#### Task prompt:
Write each line out exactly, leaving none out.

#### Data for this task:
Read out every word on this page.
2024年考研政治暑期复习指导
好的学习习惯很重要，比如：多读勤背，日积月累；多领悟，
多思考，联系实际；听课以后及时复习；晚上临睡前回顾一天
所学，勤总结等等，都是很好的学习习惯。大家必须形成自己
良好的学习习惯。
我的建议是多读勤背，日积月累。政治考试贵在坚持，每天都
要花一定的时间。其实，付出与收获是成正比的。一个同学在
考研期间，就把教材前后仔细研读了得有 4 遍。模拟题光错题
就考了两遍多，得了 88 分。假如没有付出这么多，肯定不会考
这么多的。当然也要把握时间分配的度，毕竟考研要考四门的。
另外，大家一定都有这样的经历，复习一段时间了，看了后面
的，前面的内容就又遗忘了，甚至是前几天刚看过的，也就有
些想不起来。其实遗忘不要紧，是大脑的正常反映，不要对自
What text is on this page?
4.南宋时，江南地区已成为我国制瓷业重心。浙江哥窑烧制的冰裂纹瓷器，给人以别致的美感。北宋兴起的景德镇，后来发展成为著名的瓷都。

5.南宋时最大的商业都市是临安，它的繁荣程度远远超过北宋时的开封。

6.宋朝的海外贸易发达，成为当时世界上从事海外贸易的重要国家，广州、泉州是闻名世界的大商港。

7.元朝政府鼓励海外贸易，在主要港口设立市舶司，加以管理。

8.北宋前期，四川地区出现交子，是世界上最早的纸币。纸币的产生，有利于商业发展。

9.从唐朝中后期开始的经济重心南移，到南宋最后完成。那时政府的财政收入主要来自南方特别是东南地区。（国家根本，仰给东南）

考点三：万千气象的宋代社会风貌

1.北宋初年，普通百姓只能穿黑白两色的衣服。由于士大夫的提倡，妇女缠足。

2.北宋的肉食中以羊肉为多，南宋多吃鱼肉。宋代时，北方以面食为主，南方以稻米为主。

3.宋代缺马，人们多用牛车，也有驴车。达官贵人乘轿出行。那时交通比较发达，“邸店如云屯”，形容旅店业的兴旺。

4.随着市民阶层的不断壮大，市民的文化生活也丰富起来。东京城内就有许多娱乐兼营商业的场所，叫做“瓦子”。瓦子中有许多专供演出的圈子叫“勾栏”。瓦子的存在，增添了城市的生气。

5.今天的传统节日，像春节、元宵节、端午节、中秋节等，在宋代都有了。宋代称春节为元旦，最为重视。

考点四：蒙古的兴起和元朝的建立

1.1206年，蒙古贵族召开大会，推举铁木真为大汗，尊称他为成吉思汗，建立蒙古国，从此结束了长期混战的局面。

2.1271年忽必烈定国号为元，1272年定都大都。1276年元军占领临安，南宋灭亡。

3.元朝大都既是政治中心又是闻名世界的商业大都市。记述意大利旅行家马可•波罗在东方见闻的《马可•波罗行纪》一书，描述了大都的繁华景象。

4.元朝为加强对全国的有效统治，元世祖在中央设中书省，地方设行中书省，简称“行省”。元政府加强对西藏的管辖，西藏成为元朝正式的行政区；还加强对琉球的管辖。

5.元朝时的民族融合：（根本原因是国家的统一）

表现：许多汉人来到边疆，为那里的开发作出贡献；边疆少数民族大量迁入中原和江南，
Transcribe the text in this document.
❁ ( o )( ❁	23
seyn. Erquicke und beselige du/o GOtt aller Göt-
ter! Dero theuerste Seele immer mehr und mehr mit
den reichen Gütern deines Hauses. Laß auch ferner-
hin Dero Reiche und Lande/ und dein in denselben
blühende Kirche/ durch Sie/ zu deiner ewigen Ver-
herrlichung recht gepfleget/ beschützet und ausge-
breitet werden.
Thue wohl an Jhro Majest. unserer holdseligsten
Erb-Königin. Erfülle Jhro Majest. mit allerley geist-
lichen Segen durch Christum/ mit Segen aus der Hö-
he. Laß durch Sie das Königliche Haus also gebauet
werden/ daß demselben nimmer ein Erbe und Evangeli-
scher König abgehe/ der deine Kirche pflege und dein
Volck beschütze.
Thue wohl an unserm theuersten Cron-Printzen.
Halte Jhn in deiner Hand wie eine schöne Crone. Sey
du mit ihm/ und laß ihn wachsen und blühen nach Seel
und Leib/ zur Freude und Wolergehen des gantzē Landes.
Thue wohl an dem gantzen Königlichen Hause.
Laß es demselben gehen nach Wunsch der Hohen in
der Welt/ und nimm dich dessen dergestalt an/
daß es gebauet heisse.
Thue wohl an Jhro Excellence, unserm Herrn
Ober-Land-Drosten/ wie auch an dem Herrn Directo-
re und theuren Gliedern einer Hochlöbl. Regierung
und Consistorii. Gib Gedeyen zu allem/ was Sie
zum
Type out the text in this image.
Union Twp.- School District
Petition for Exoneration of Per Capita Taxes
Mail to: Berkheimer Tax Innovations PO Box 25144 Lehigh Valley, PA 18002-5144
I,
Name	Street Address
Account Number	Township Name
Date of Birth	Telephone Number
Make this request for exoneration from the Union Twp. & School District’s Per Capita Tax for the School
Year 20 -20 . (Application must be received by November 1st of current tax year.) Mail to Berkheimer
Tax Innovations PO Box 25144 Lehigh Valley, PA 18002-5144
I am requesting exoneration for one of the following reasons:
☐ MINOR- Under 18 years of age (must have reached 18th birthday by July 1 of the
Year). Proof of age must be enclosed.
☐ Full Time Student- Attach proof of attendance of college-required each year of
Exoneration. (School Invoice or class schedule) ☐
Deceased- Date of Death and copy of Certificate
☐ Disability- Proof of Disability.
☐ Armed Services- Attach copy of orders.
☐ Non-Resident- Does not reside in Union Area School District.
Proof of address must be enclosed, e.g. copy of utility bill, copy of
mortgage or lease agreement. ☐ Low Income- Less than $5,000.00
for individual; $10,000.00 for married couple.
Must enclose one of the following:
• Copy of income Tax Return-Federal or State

#### Response for this exercise:
Read out every word on this page.
2024年考研政治暑期复习指导
好的学习习惯很重要，比如：多读勤背，日积月累；多领悟，
多思考，联系实际；听课以后及时复习；晚上临睡前回顾一天
所学，勤总结等等，都是很好的学习习惯。大家必须形成自己
良好的学习习惯。
我的建议是多读勤背，日积月累。政治考试贵在坚持，每天都
要花一定的时间。其实，付出与收获是成正比的。一个同学在
考研期间，就把教材前后仔细研读了得有 4 遍。模拟题光错题
就考了两遍多，得了 88 分。假如没有付出这么多，肯定不会考
这么多的。当然也要把握时间分配的度，毕竟考研要考四门的。
另外，大家一定都有这样的经历，复习一段时间了，看了后面
的，前面的内容就又遗忘了，甚至是前几天刚看过的，也就有
些想不起来。其实遗忘不要紧，是大脑的正常反映，不要对自
What text is on this page?
4.南宋时，江南地区已成为我国制瓷业重心。浙江哥窑烧制的冰裂纹瓷器，给人以别致的美感。北宋兴起的景德镇，后来发展成为著名的瓷都。

5.南宋时最大的商业都市是临安，它的繁荣程度远远超过北宋时的开封。

6.宋朝的海外贸易发达，成为当时世界上从事海外贸易的重要国家，广州、泉州是闻名世界的大商港。

7.元朝政府鼓励海外贸易，在主要港口设立市舶司，加以管理。

8.北宋前期，四川地区出现交子，是世界上最早的纸币。纸币的产生，有利于商业发展。

9.从唐朝中后期开始的经济重心南移，到南宋最后完成。那时政府的财政收入主要来自南方特别是东南地区。（国家根本，仰给东南）

考点三：万千气象的宋代社会风貌

1.北宋初年，普通百姓只能穿黑白两色的衣服。由于士大夫的提倡，妇女缠足。

2.北宋的肉食中以羊肉为多，南宋多吃鱼肉。宋代时，北方以面食为主，南方以稻米为主。

3.宋代缺马，人们多用牛车，也有驴车。达官贵人乘轿出行。那时交通比较发达，“邸店如云屯”，形容旅店业的兴旺。

4.随着市民阶层的不断壮大，市民的文化生活也丰富起来。东京城内就有许多娱乐兼营商业的场所，叫做“瓦子”。瓦子中有许多专供演出的圈子叫“勾栏”。瓦子的存在，增添了城市的生气。

5.今天的传统节日，像春节、元宵节、端午节、中秋节等，在宋代都有了。宋代称春节为元旦，最为重视。

考点四：蒙古的兴起和元朝的建立

1.1206年，蒙古贵族召开大会，推举铁木真为大汗，尊称他为成吉思汗，建立蒙古国，从此结束了长期混战的局面。

2.1271年忽必烈定国号为元，1272年定都大都。1276年元军占领临安，南宋灭亡。

3.元朝大都既是政治中心又是闻名世界的商业大都市。记述意大利旅行家马可•波罗在东方见闻的《马可•波罗行纪》一书，描述了大都的繁华景象。

4.元朝为加强对全国的有效统治，元世祖在中央设中书省，地方设行中书省，简称“行省”。元政府加强对西藏的管辖，西藏成为元朝正式的行政区；还加强对琉球的管辖。

5.元朝时的民族融合：（根本原因是国家的统一）

表现：许多汉人来到边疆，为那里的开发作出贡献；边疆少数民族大量迁入中原和江南，
Transcribe the text in this document.
❁ ( o )( ❁	23
seyn. Erquicke und beselige du/o GOtt aller Göt-
ter! Dero theuerste Seele immer mehr und mehr mit
den reichen Gütern deines Hauses. Laß auch ferner-
hin Dero Reiche und Lande/ und dein in denselben
blühende Kirche/ durch Sie/ zu deiner ewigen Ver-
herrlichung recht gepfleget/ beschützet und ausge-
breitet werden.
Thue wohl an Jhro Majest. unserer holdseligsten
Erb-Königin. Erfülle Jhro Majest. mit allerley geist-
lichen Segen durch Christum/ mit Segen aus der Hö-
he. Laß durch Sie das Königliche Haus also gebauet
werden/ daß demselben nimmer ein Erbe und Evangeli-
scher König abgehe/ der deine Kirche pflege und dein
Volck beschütze.
Thue wohl an unserm theuersten Cron-Printzen.
Halte Jhn in deiner Hand wie eine schöne Crone. Sey
du mit ihm/ und laß ihn wachsen und blühen nach Seel
und Leib/ zur Freude und Wolergehen des gantzē Landes.
Thue wohl an dem gantzen Königlichen Hause.
Laß es demselben gehen nach Wunsch der Hohen in
der Welt/ und nimm dich dessen dergestalt an/
daß es gebauet heisse.
Thue wohl an Jhro Excellence, unserm Herrn
Ober-Land-Drosten/ wie auch an dem Herrn Directo-
re und theuren Gliedern einer Hochlöbl. Regierung
und Consistorii. Gib Gedeyen zu allem/ was Sie
zum
Type out the text in this image.
Union Twp.- School District
Petition for Exoneration of Per Capita Taxes
Mail to: Berkheimer Tax Innovations PO Box 25144 Lehigh Valley, PA 18002-5144
I,
Name	Street Address
Account Number	Township Name
Date of Birth	Telephone Number
Make this request for exoneration from the Union Twp. & School District’s Per Capita Tax for the School
Year 20 -20 . (Application must be received by November 1st of current tax year.) Mail to Berkheimer
Tax Innovations PO Box 25144 Lehigh Valley, PA 18002-5144
I am requesting exoneration for one of the following reasons:
☐ MINOR- Under 18 years of age (must have reached 18th birthday by July 1 of the
Year). Proof of age must be enclosed.
☐ Full Time Student- Attach proof of attendance of college-required each year of
Exoneration. (School Invoice or class schedule) ☐
Deceased- Date of Death and copy of Certificate
☐ Disability- Proof of Disability.
☐ Armed Services- Attach copy of orders.
☐ Non-Resident- Does not reside in Union Area School District.
Proof of address must be enclosed, e.g. copy of utility bill, copy of
mortgage or lease agreement. ☐ Low Income- Less than $5,000.00
for individual; $10,000.00 for married couple.
Must enclose one of the following:
• Copy of income Tax Return-Federal or State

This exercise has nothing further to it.